[Start of ENTRIES SHOWN]
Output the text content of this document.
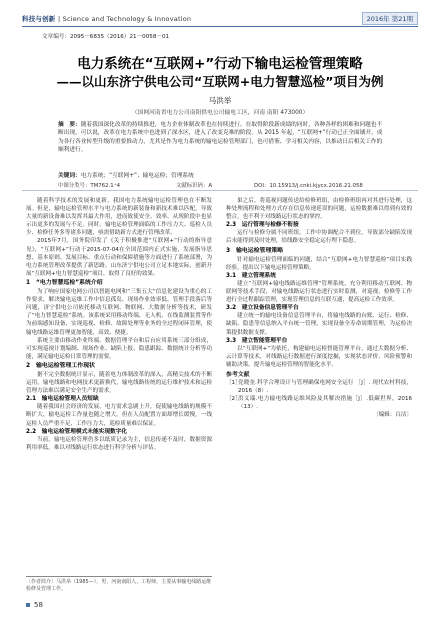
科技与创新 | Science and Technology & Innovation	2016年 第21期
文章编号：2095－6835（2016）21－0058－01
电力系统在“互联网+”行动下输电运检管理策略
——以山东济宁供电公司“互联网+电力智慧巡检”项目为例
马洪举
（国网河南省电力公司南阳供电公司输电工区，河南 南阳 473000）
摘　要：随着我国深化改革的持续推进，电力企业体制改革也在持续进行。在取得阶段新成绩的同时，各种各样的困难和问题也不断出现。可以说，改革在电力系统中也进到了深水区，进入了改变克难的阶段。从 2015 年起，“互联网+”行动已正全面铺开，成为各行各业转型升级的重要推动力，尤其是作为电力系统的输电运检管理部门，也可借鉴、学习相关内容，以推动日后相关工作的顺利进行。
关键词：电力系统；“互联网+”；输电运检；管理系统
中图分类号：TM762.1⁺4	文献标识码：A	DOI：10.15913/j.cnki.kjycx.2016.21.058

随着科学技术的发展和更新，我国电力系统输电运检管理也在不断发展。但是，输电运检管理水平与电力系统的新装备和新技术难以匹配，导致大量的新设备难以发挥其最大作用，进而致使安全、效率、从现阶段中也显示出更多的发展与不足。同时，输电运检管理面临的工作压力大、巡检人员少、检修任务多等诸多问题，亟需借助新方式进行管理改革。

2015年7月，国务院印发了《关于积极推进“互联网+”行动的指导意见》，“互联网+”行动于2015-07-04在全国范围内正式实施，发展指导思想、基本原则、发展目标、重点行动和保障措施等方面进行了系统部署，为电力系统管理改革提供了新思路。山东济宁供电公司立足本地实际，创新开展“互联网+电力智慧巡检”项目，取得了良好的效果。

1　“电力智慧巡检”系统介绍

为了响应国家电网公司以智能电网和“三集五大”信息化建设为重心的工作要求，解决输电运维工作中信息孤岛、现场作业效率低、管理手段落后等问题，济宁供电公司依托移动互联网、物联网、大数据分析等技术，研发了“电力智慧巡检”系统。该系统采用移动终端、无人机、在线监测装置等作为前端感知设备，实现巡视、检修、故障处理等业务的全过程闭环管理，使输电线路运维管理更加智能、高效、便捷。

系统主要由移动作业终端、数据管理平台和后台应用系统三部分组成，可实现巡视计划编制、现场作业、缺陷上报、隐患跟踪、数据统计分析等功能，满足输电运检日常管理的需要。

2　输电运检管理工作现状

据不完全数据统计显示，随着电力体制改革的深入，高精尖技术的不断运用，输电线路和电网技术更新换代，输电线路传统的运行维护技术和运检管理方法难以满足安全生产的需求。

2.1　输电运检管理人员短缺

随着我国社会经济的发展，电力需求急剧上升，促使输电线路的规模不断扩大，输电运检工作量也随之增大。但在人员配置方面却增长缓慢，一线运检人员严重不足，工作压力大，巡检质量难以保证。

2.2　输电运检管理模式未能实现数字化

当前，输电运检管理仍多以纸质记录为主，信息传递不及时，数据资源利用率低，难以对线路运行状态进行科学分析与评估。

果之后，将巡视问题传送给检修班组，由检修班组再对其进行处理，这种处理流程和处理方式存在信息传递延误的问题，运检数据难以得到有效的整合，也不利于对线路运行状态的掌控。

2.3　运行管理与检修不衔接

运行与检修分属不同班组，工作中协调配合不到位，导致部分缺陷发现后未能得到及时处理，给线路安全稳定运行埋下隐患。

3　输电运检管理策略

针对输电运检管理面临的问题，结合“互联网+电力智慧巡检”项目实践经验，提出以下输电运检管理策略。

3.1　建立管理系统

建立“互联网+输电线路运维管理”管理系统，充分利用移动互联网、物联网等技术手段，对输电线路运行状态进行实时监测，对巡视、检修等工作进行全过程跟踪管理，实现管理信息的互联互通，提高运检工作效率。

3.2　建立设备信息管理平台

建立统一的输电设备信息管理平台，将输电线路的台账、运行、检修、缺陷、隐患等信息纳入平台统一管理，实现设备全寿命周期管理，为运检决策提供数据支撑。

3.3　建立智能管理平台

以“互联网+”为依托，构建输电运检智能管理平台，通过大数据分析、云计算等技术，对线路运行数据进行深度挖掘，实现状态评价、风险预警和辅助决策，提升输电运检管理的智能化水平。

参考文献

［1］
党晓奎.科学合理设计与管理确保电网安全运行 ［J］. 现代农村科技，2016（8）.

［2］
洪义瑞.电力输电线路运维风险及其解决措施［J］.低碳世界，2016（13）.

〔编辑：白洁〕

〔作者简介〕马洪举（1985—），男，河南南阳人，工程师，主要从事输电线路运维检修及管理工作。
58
[End of ENTRIES SHOWN]
*TASK DIRECTIONS*
Pick out every line of the listing containing the word "电力智慧巡检", and show those lines.

*EXERCISE RESULT*
——以山东济宁供电公司“互联网+电力智慧巡检”项目为例
2015年7月，国务院印发了《关于积极推进“互联网+”行动的指导意见》，“互联网+”行动于2015-07-04在全国范围内正式实施，发展指导思想、基本原则、发展目标、重点行动和保障措施等方面进行了系统部署，为电力系统管理改革提供了新思路。山东济宁供电公司立足本地实际，创新开展“互联网+电力智慧巡检”项目，取得了良好的效果。
1　“电力智慧巡检”系统介绍
为了响应国家电网公司以智能电网和“三集五大”信息化建设为重心的工作要求，解决输电运维工作中信息孤岛、现场作业效率低、管理手段落后等问题，济宁供电公司依托移动互联网、物联网、大数据分析等技术，研发了“电力智慧巡检”系统。该系统采用移动终端、无人机、在线监测装置等作为前端感知设备，实现巡视、检修、故障处理等业务的全过程闭环管理，使输电线路运维管理更加智能、高效、便捷。
针对输电运检管理面临的问题，结合“互联网+电力智慧巡检”项目实践经验，提出以下输电运检管理策略。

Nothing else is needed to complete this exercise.